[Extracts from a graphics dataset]
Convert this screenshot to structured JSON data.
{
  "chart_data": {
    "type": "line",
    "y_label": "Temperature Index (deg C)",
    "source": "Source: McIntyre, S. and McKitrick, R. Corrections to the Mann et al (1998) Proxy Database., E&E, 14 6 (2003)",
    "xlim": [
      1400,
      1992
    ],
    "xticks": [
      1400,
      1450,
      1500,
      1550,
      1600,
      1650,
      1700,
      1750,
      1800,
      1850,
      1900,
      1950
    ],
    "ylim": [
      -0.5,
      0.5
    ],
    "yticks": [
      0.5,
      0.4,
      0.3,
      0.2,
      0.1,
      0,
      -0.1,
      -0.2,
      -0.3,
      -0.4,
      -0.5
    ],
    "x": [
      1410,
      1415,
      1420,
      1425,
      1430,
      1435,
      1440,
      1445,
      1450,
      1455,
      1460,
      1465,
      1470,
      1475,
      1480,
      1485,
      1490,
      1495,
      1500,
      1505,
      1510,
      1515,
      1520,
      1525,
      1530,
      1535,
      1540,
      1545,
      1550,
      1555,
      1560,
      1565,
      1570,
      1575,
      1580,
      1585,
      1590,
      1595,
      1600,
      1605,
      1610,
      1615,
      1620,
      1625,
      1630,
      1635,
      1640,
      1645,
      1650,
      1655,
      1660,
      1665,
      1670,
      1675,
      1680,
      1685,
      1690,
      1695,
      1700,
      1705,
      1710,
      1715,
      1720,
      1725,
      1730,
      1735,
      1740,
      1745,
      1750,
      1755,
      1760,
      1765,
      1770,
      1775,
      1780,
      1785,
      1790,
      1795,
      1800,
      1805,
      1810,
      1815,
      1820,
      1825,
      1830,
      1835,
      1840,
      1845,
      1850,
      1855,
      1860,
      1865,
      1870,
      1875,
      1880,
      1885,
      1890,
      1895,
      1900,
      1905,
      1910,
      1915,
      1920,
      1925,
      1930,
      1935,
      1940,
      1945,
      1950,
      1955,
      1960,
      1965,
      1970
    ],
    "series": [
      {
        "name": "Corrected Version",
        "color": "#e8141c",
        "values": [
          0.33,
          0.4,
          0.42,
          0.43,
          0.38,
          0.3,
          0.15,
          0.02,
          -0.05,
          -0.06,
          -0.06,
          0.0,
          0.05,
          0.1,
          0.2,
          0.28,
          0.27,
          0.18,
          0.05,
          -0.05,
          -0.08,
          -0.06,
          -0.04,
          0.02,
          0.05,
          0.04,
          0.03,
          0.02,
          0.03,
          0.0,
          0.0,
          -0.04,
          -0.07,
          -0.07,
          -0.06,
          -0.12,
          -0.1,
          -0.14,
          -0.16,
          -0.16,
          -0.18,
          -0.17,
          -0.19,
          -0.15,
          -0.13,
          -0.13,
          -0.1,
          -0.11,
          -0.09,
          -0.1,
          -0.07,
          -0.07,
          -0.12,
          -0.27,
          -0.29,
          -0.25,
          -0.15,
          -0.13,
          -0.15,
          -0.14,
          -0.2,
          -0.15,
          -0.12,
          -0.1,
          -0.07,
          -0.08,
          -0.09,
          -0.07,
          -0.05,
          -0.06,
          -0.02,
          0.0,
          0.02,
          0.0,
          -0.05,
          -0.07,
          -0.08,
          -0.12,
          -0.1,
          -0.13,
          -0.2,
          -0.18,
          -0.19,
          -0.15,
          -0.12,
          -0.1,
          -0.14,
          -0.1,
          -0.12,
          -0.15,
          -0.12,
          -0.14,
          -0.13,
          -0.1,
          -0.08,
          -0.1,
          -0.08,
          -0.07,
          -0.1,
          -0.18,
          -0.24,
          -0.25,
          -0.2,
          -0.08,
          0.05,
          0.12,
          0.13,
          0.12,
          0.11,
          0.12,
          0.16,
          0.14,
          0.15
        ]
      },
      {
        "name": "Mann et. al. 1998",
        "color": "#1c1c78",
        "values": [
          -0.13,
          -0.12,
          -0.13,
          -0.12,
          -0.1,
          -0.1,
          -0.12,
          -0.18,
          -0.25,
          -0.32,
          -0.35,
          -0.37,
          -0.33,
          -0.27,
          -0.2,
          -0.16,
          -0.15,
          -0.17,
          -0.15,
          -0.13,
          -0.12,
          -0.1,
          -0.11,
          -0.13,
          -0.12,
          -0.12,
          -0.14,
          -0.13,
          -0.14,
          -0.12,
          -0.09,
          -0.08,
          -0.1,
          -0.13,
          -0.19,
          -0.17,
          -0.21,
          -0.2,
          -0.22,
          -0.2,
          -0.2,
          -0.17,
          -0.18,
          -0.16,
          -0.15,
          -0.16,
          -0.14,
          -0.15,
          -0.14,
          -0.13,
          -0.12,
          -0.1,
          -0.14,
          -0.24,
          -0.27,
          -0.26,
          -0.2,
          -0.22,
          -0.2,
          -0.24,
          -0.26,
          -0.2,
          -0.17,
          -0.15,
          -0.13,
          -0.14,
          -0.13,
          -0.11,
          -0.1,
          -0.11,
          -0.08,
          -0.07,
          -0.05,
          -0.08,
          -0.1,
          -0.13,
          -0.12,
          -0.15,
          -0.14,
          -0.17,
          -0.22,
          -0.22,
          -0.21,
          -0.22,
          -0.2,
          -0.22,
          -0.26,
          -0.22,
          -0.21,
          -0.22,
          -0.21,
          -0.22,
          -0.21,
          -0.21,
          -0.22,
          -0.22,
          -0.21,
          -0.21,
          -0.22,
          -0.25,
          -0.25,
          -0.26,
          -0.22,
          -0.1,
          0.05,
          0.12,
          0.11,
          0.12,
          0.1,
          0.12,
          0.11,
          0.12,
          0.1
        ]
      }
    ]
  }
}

[What the exercise asks]:
In the listing above, how many lines include the word "name"? Answer with the number and nothing more.

[Task answer]:
2